Write out every line of the material exactly as it appears.

· · · · · · ·

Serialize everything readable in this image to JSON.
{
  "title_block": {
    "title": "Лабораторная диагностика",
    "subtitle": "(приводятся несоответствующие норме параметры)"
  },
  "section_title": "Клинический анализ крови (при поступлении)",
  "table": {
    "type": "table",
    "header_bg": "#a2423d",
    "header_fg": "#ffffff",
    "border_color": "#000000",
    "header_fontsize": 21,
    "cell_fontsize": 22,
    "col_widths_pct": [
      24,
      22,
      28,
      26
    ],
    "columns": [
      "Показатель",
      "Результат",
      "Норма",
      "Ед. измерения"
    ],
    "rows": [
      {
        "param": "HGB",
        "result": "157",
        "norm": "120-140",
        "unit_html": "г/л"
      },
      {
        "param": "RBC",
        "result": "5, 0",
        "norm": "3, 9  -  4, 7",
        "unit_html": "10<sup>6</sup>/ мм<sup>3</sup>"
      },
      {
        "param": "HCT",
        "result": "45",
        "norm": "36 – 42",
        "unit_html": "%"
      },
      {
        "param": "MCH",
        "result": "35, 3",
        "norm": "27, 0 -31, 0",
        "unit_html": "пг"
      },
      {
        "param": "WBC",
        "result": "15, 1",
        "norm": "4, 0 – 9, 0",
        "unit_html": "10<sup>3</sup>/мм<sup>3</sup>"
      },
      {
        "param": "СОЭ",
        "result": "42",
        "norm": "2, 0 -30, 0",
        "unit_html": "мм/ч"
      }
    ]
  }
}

· · · · · · ·

Completed exercise:
Serialize everything readable in this image to JSON.
{
  "title_block": {
    "title": "Лабораторная диагностика",
    "subtitle": "(приводятся несоответствующие норме параметры)"
  },
  "section_title": "Клинический анализ крови (при поступлении)",
  "table": {
    "type": "table",
    "header_bg": "#a2423d",
    "header_fg": "#ffffff",
    "border_color": "#000000",
    "header_fontsize": 21,
    "cell_fontsize": 22,
    "col_widths_pct": [
      24,
      22,
      28,
      26
    ],
    "columns": [
      "Показатель",
      "Результат",
      "Норма",
      "Ед. измерения"
    ],
    "rows": [
      {
        "param": "HGB",
        "result": "157",
        "norm": "120-140",
        "unit_html": "г/л"
      },
      {
        "param": "RBC",
        "result": "5, 0",
        "norm": "3, 9  -  4, 7",
        "unit_html": "10<sup>6</sup>/ мм<sup>3</sup>"
      },
      {
        "param": "HCT",
        "result": "45",
        "norm": "36 – 42",
        "unit_html": "%"
      },
      {
        "param": "MCH",
        "result": "35, 3",
        "norm": "27, 0 -31, 0",
        "unit_html": "пг"
      },
      {
        "param": "WBC",
        "result": "15, 1",
        "norm": "4, 0 – 9, 0",
        "unit_html": "10<sup>3</sup>/мм<sup>3</sup>"
      },
      {
        "param": "СОЭ",
        "result": "42",
        "norm": "2, 0 -30, 0",
        "unit_html": "мм/ч"
      }
    ]
  }
}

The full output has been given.